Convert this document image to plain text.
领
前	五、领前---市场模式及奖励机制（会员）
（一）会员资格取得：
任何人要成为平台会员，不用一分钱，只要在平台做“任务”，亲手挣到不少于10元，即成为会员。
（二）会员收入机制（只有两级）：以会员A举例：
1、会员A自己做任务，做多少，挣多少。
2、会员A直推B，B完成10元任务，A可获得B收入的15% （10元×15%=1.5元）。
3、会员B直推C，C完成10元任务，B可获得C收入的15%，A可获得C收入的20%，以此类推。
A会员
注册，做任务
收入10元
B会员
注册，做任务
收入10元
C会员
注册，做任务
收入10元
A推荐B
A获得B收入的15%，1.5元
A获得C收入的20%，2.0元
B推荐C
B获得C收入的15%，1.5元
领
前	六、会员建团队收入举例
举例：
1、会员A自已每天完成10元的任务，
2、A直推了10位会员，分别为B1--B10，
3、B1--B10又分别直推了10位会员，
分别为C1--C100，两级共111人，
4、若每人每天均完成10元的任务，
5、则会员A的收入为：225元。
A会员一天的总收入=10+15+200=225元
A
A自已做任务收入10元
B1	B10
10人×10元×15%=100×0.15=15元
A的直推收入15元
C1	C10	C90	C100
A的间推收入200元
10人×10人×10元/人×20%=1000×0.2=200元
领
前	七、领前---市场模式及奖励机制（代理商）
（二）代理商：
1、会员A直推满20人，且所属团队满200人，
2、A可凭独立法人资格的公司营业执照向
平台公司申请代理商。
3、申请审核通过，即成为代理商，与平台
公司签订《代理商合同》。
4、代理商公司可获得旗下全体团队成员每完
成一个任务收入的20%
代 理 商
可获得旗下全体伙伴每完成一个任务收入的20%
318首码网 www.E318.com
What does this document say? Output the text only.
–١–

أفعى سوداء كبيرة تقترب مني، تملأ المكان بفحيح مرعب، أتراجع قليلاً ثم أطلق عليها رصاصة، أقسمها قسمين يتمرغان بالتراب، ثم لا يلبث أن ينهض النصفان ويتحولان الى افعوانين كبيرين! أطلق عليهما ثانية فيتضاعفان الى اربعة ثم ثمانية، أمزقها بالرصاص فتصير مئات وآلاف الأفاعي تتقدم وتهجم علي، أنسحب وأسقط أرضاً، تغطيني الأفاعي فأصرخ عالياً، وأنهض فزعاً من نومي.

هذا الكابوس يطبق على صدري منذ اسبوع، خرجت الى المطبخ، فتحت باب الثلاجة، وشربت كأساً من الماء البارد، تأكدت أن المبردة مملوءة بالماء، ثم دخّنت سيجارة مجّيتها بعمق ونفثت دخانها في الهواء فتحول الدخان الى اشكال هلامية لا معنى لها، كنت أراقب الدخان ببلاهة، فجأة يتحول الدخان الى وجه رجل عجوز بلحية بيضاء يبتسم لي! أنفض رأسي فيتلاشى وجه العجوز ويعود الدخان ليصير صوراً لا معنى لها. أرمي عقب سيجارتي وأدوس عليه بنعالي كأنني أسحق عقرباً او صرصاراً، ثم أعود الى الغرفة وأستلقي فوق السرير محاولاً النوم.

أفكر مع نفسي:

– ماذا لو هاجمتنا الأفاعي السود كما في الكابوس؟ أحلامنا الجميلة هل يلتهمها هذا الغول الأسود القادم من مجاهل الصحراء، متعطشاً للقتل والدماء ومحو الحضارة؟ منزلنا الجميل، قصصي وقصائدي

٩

# STATED TASK:
Copy all of the data exactly.

# ANSWER TO THIS PROBLEM:
Convert this document image to plain text.
领
前	五、领前---市场模式及奖励机制（会员）
（一）会员资格取得：
任何人要成为平台会员，不用一分钱，只要在平台做“任务”，亲手挣到不少于10元，即成为会员。
（二）会员收入机制（只有两级）：以会员A举例：
1、会员A自己做任务，做多少，挣多少。
2、会员A直推B，B完成10元任务，A可获得B收入的15% （10元×15%=1.5元）。
3、会员B直推C，C完成10元任务，B可获得C收入的15%，A可获得C收入的20%，以此类推。
A会员
注册，做任务
收入10元
B会员
注册，做任务
收入10元
C会员
注册，做任务
收入10元
A推荐B
A获得B收入的15%，1.5元
A获得C收入的20%，2.0元
B推荐C
B获得C收入的15%，1.5元
领
前	六、会员建团队收入举例
举例：
1、会员A自已每天完成10元的任务，
2、A直推了10位会员，分别为B1--B10，
3、B1--B10又分别直推了10位会员，
分别为C1--C100，两级共111人，
4、若每人每天均完成10元的任务，
5、则会员A的收入为：225元。
A会员一天的总收入=10+15+200=225元
A
A自已做任务收入10元
B1	B10
10人×10元×15%=100×0.15=15元
A的直推收入15元
C1	C10	C90	C100
A的间推收入200元
10人×10人×10元/人×20%=1000×0.2=200元
领
前	七、领前---市场模式及奖励机制（代理商）
（二）代理商：
1、会员A直推满20人，且所属团队满200人，
2、A可凭独立法人资格的公司营业执照向
平台公司申请代理商。
3、申请审核通过，即成为代理商，与平台
公司签订《代理商合同》。
4、代理商公司可获得旗下全体团队成员每完
成一个任务收入的20%
代 理 商
可获得旗下全体伙伴每完成一个任务收入的20%
318首码网 www.E318.com
What does this document say? Output the text only.
–١–

أفعى سوداء كبيرة تقترب مني، تملأ المكان بفحيح مرعب، أتراجع قليلاً ثم أطلق عليها رصاصة، أقسمها قسمين يتمرغان بالتراب، ثم لا يلبث أن ينهض النصفان ويتحولان الى افعوانين كبيرين! أطلق عليهما ثانية فيتضاعفان الى اربعة ثم ثمانية، أمزقها بالرصاص فتصير مئات وآلاف الأفاعي تتقدم وتهجم علي، أنسحب وأسقط أرضاً، تغطيني الأفاعي فأصرخ عالياً، وأنهض فزعاً من نومي.

هذا الكابوس يطبق على صدري منذ اسبوع، خرجت الى المطبخ، فتحت باب الثلاجة، وشربت كأساً من الماء البارد، تأكدت أن المبردة مملوءة بالماء، ثم دخّنت سيجارة مجّيتها بعمق ونفثت دخانها في الهواء فتحول الدخان الى اشكال هلامية لا معنى لها، كنت أراقب الدخان ببلاهة، فجأة يتحول الدخان الى وجه رجل عجوز بلحية بيضاء يبتسم لي! أنفض رأسي فيتلاشى وجه العجوز ويعود الدخان ليصير صوراً لا معنى لها. أرمي عقب سيجارتي وأدوس عليه بنعالي كأنني أسحق عقرباً او صرصاراً، ثم أعود الى الغرفة وأستلقي فوق السرير محاولاً النوم.

أفكر مع نفسي:

– ماذا لو هاجمتنا الأفاعي السود كما في الكابوس؟ أحلامنا الجميلة هل يلتهمها هذا الغول الأسود القادم من مجاهل الصحراء، متعطشاً للقتل والدماء ومحو الحضارة؟ منزلنا الجميل، قصصي وقصائدي

٩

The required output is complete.